PASSAGE DU TEXTE:

En pénétrant dans la chambre de la Reine, sanctuaire fermé, retraite intime, où le Roi n'a jamais dormi, gardons-nous de croire, comme nous l'aimerions, que tout y a été respecté. Quelques meubles seulement sont d'origine royale : cette table en marqueterie, aux initiales enlacées de Louis XVI et de Marie-Antoinette ; cette commode, où le bronze fut transformé par Gouthière en lierre et en pampres ; enfin, ces chaises volantes, qui ont au dossier les lettres M. A. entre deux flèches enrubannées. Les fleurs rapportées sur la courtepointe du lit ont été brodées pour un des lits de la Reine, car on y voit son chiffre et celui du Roi. Quant à la tenture de la pièce, nous savons d'un page qu'elle était jadis en mousseline, avec broderies de soie aux couleurs vives.

Sur la cheminée, plusieurs objets paraissent provenir de Marie-Antoinette. Elle aimait les petits ouvrages d'art. Il y a déjà dans le salon deux vases de bois pétrifié, dont la monture de bronze, en feuillage de houblon, a l'inscription : Jos. Wurth fecit Viennœ, 1780. Peut-être cette œuvre d'un artiste viennois figurait-elle dans la chambre à coucher, où la Reine avait réuni, loin d'une curiosité malveillante, les souvenirs de son pays. La pendule rappelle les armes d'Autriche : deux aigles supportent le cadran, entouré de buissons de rosiers ; sous les oiseaux héraldiques, le socle groupe les emblèmes des bergers de Florian. A côté, sont des vases d'œillets ; le bronze n'a jamais été ciselé avec un sens plus minutieux de la nature ; il semble que tout l'art de Trianon vienne s'y résumer.

Il faudrait voir maintenant le second étage. Deux escaliers y montent : l'un continue, derrière une porte, celui du grand vestibule, l'autre est ménagé à la suite d'une salle de bains qui communique avec la chambre. C'est la partie de Trianon que la Reine donnait à ses amies, quand elle les recevait chez elle. En 1780, nous l'aurions trouvée occupée par madame de Polignac, la duchesse de Guiche et la comtesse de Châlons. Madame Élisabeth et les enfants royaux y ont habité aussi. Les chambres sont petites et nombreuses. Bien que le château ne soit pas grand, disait madame d'Oberkirch, il est admirablement disposé et peut contenir beaucoup de monde. Nous n'en jugerions pas de même en les visitant, car rien ne s'éloigne plus des commodités de l'habitation moderne. Ce ne sont que couloirs entrecroisés, antichambres obscures, cabinets noirs, labyrinthe de cloisons. Pour seul mobilier, quelques fauteuils oubliés par l'Empire. Les pas résonnent tristement dans le silence. On est arrêté une fois, par de beaux dessus de porte sculptés en très bas relief : chapeau de berger, houlette à rubans, cornemuse et cage d'oiseau. Çà et là, un marbre de cheminée, un cuivre de serrure rappelle de loin les merveilles d'art du premier étage. Partout ailleurs, on se croirait dans un appartement vulgaire, quitté depuis longtemps, et d'où s'exhale l'odeur des logis abandonnés.

EXERCICE PROPOSÉ: Recopiez le texte sur Trianon en commençant par « Sur la cheminée, plusieurs » et en allant jusqu'à « vienne s'y résumer. », en rebaptisant « vases » en « potiches » partout où ce terme figure.

MATÉRIAUX FOURNIS:
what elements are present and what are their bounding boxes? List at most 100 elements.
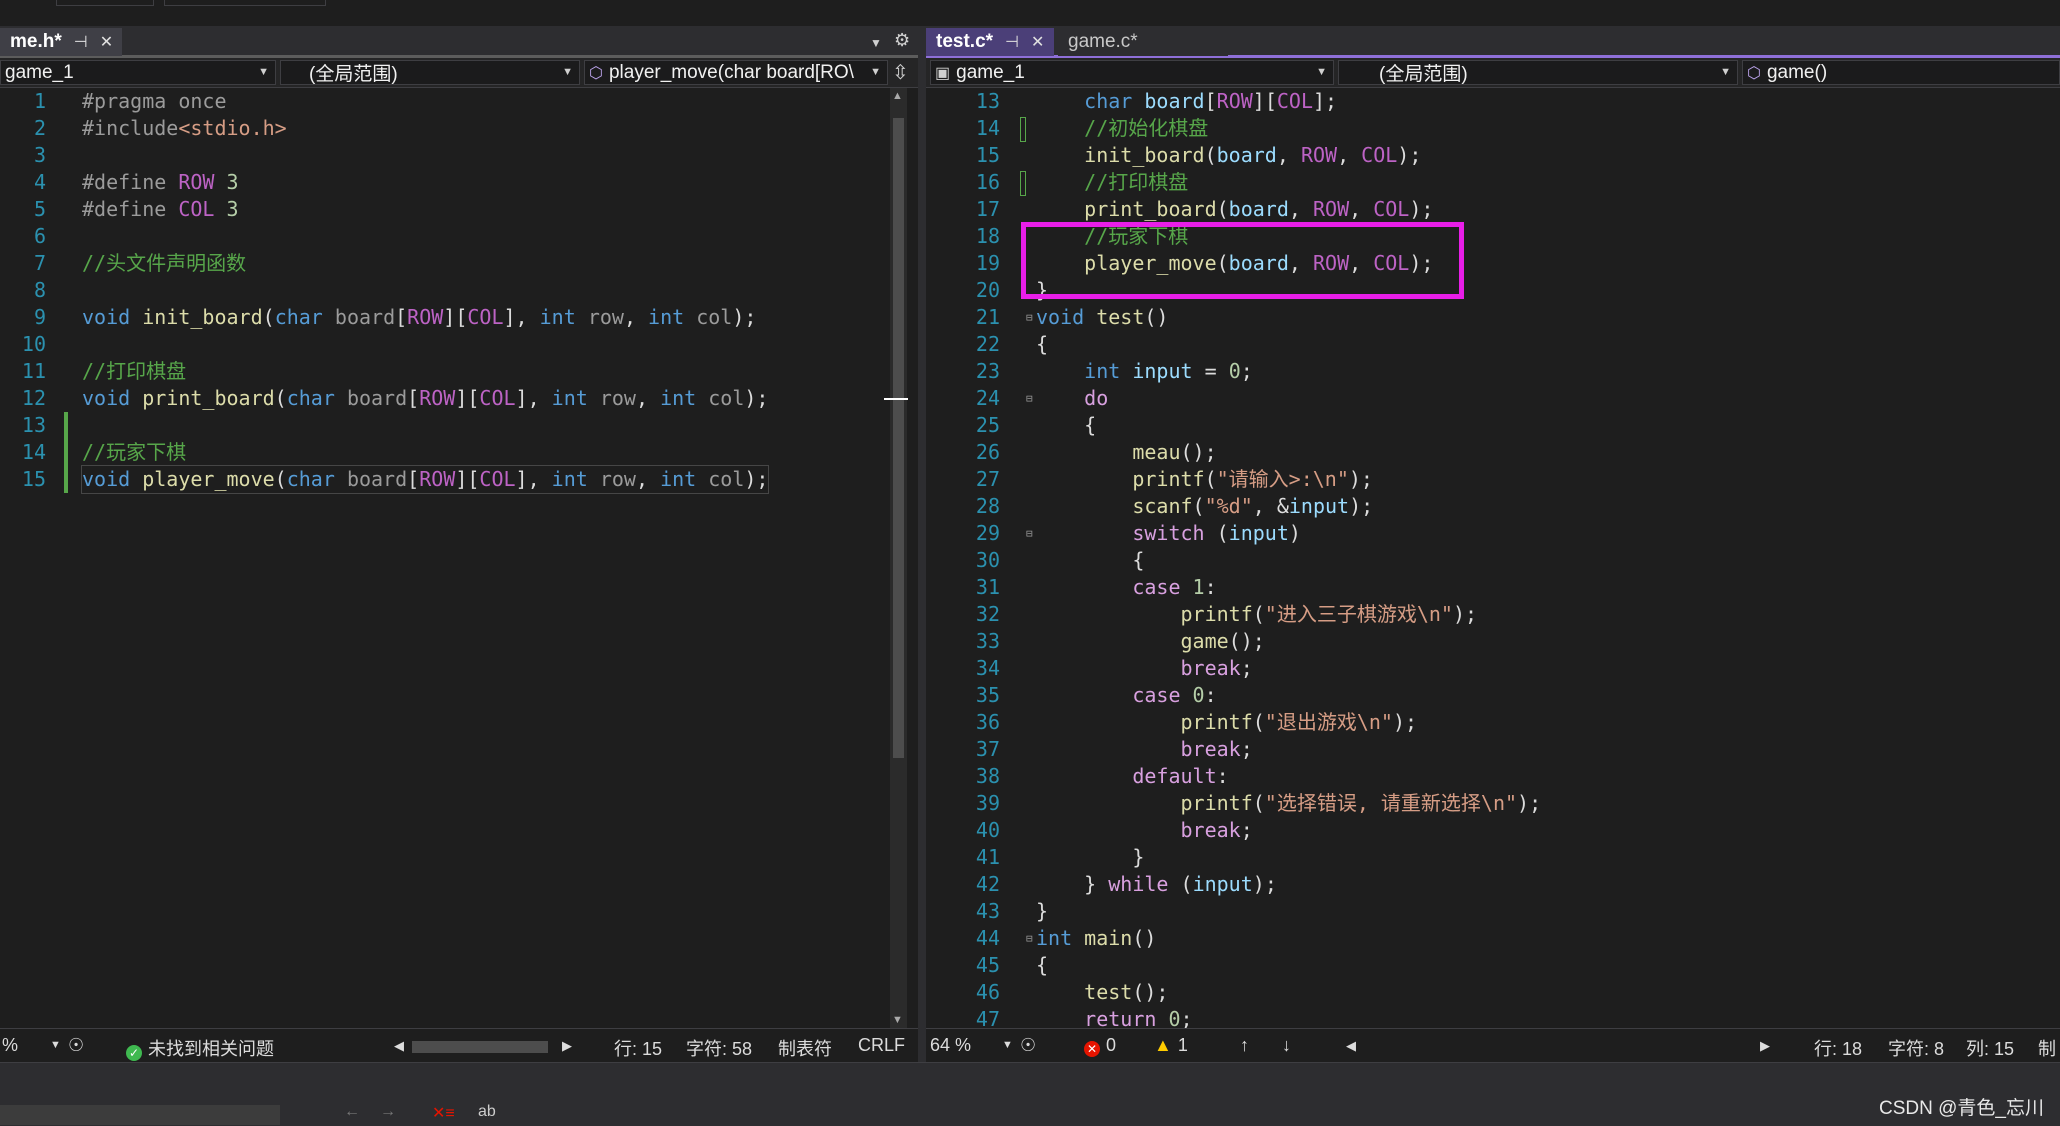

RÉPONSE RÉDIGÉE:
Sur la cheminée, plusieurs objets paraissent provenir de Marie-Antoinette. Elle aimait les petits ouvrages d'art. Il y a déjà dans le salon deux potiches de bois pétrifié, dont la monture de bronze, en feuillage de houblon, a l'inscription : Jos. Wurth fecit Viennœ, 1780. Peut-être cette œuvre d'un artiste viennois figurait-elle dans la chambre à coucher, où la Reine avait réuni, loin d'une curiosité malveillante, les souvenirs de son pays. La pendule rappelle les armes d'Autriche : deux aigles supportent le cadran, entouré de buissons de rosiers ; sous les oiseaux héraldiques, le socle groupe les emblèmes des bergers de Florian. A côté, sont des potiches d'œillets ; le bronze n'a jamais été ciselé avec un sens plus minutieux de la nature ; il semble que tout l'art de Trianon vienne s'y résumer.